● The task: Set down each record below precisely, skipping the pictures.

## START Input records

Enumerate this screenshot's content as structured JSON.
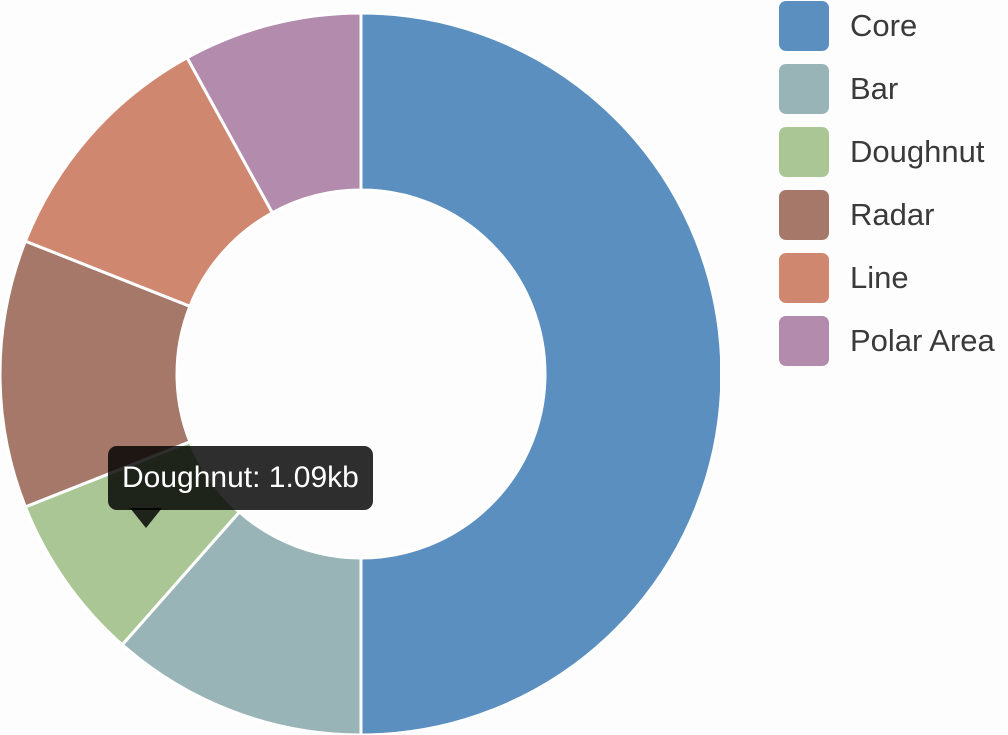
{
  "chart_data": {
    "type": "pie",
    "variant": "doughnut",
    "legend_position": "right",
    "categories": [
      "Core",
      "Bar",
      "Doughnut",
      "Radar",
      "Line",
      "Polar Area"
    ],
    "values": [
      50.0,
      11.5,
      7.5,
      12.0,
      11.0,
      8.0
    ],
    "colors": [
      "#5b8fc0",
      "#98b4b6",
      "#a9c694",
      "#a6786a",
      "#d0876f",
      "#b28bad"
    ],
    "tooltip": {
      "text": "Doughnut: 1.09kb",
      "category": "Doughnut"
    }
  }
}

## END Input records

● Response to this exercise:
Enumerate this screenshot's content as structured JSON.
{
  "chart_data": {
    "type": "pie",
    "variant": "doughnut",
    "legend_position": "right",
    "categories": [
      "Core",
      "Bar",
      "Doughnut",
      "Radar",
      "Line",
      "Polar Area"
    ],
    "values": [
      50.0,
      11.5,
      7.5,
      12.0,
      11.0,
      8.0
    ],
    "colors": [
      "#5b8fc0",
      "#98b4b6",
      "#a9c694",
      "#a6786a",
      "#d0876f",
      "#b28bad"
    ],
    "tooltip": {
      "text": "Doughnut: 1.09kb",
      "category": "Doughnut"
    }
  }
}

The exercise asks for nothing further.